Copy every line of the entries that includes the word "temps".
┄┄┄┄┄┄┄┄┄┄┄┄┄┄┄┄┄┄┄┄
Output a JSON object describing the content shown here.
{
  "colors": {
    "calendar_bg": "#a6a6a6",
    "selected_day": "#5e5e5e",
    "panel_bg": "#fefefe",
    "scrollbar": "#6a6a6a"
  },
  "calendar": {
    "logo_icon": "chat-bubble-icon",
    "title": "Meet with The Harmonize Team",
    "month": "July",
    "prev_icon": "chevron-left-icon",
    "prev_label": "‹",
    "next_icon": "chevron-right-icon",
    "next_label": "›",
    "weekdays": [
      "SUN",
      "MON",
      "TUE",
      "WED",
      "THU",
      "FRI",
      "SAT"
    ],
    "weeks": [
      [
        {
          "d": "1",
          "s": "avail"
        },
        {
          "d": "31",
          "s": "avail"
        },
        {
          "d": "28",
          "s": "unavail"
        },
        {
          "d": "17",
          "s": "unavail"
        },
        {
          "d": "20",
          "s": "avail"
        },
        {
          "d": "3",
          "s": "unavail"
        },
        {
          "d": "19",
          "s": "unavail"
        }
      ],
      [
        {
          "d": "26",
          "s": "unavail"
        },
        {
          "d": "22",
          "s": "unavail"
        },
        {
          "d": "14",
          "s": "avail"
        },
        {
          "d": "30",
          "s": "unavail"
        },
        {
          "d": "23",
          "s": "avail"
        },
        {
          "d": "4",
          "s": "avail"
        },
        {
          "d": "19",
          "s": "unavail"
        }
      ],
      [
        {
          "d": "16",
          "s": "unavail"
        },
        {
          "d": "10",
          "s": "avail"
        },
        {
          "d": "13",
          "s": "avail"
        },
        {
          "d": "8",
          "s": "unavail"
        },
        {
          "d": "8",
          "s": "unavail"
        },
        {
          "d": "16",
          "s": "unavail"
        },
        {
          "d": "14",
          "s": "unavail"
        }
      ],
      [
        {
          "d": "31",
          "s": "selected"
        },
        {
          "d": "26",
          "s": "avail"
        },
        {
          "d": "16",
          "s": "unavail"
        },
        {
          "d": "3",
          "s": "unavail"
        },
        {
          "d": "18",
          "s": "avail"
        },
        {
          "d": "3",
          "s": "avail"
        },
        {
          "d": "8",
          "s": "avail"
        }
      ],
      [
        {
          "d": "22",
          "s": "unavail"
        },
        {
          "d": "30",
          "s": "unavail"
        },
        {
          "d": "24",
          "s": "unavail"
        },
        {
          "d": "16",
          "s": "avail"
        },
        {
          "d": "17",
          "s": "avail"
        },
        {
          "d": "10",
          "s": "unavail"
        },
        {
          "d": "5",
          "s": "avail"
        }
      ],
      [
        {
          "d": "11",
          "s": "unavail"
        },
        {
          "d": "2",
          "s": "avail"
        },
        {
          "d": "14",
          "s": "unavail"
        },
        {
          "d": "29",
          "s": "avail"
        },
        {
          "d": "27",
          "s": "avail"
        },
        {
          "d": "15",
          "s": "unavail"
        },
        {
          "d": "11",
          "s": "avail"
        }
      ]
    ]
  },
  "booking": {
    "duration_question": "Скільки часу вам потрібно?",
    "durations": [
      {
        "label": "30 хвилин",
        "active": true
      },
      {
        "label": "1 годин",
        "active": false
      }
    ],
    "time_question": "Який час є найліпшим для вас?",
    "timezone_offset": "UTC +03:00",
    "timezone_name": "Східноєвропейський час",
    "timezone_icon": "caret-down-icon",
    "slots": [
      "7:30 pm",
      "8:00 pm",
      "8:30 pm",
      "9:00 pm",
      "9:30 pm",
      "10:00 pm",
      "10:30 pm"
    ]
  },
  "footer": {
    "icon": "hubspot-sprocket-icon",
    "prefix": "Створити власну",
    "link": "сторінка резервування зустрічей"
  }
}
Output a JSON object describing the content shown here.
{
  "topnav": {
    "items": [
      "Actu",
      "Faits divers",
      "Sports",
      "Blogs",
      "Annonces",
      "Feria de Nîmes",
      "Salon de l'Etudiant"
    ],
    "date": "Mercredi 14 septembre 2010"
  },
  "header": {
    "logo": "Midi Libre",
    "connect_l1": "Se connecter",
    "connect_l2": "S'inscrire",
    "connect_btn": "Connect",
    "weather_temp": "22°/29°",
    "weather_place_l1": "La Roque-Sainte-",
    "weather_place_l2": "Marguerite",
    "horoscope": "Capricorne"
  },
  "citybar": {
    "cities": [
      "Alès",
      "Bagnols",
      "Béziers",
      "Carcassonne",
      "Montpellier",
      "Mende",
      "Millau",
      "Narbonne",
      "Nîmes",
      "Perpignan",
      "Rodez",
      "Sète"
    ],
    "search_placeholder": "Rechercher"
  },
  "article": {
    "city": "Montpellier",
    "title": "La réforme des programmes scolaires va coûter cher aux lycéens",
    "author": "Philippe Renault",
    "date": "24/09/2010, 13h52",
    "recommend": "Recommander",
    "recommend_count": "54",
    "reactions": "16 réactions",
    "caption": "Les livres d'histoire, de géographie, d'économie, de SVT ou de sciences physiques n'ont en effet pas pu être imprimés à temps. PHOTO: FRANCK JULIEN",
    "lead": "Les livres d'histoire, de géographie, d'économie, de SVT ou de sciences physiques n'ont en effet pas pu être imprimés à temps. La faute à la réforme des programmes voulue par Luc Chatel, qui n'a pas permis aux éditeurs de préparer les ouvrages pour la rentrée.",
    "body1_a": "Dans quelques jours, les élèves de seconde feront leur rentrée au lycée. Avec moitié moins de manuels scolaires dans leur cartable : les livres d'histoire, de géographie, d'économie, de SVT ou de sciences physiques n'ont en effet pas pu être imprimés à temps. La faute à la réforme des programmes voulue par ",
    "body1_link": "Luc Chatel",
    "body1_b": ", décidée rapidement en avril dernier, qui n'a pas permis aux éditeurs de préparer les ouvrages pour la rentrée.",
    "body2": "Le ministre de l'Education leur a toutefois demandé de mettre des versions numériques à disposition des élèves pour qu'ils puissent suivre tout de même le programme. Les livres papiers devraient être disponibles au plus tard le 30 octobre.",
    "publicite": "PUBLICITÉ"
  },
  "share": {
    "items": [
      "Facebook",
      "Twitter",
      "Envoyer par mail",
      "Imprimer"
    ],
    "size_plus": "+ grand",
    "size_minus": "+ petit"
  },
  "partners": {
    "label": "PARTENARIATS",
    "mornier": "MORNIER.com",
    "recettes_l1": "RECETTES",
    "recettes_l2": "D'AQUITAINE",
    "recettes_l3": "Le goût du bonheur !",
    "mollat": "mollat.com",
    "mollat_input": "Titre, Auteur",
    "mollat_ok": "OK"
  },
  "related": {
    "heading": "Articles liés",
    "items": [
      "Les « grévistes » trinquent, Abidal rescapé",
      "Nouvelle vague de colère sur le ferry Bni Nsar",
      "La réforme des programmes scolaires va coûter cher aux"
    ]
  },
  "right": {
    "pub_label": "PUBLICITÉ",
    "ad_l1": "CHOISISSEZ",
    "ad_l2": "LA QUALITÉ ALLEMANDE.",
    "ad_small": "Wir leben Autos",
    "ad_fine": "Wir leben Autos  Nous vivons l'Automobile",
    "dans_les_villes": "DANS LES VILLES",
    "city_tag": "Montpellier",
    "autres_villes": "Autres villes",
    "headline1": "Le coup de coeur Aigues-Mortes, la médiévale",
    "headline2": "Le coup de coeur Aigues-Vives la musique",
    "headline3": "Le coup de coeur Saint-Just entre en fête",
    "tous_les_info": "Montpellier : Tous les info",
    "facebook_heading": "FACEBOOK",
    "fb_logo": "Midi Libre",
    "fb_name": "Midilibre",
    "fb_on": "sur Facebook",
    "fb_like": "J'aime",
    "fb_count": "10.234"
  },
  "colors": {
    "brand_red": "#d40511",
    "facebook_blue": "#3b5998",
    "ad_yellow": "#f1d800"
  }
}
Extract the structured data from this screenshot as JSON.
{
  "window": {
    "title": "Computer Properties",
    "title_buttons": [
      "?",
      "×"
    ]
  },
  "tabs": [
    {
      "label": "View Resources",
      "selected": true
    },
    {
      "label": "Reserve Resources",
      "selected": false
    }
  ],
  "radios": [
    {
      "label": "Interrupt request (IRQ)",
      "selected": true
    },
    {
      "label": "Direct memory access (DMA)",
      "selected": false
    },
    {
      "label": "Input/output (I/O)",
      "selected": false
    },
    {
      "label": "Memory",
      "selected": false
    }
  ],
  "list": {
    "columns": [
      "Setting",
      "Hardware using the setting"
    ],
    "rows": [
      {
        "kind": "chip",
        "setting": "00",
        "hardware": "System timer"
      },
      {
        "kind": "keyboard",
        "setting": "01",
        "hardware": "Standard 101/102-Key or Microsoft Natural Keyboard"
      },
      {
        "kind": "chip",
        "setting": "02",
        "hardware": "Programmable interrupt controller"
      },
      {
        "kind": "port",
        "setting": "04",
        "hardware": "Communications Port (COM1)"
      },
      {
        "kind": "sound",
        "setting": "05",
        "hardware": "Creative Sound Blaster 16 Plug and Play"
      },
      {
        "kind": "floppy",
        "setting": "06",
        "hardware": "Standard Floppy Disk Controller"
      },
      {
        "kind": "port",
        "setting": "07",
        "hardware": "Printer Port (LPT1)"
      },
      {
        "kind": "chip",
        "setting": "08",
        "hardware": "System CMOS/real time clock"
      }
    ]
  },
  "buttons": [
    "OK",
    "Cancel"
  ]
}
┄┄┄┄┄┄┄┄┄┄┄┄┄┄┄┄┄┄┄┄
#### [Task response]
    "caption": "Les livres d'histoire, de géographie, d'économie, de SVT ou de sciences physiques n'ont en effet pas pu être imprimés à temps. PHOTO: FRANCK JULIEN",
    "lead": "Les livres d'histoire, de géographie, d'économie, de SVT ou de sciences physiques n'ont en effet pas pu être imprimés à temps. La faute à la réforme des programmes voulue par Luc Chatel, qui n'a pas permis aux éditeurs de préparer les ouvrages pour la rentrée.",
    "body1_a": "Dans quelques jours, les élèves de seconde feront leur rentrée au lycée. Avec moitié moins de manuels scolaires dans leur cartable : les livres d'histoire, de géographie, d'économie, de SVT ou de sciences physiques n'ont en effet pas pu être imprimés à temps. La faute à la réforme des programmes voulue par ",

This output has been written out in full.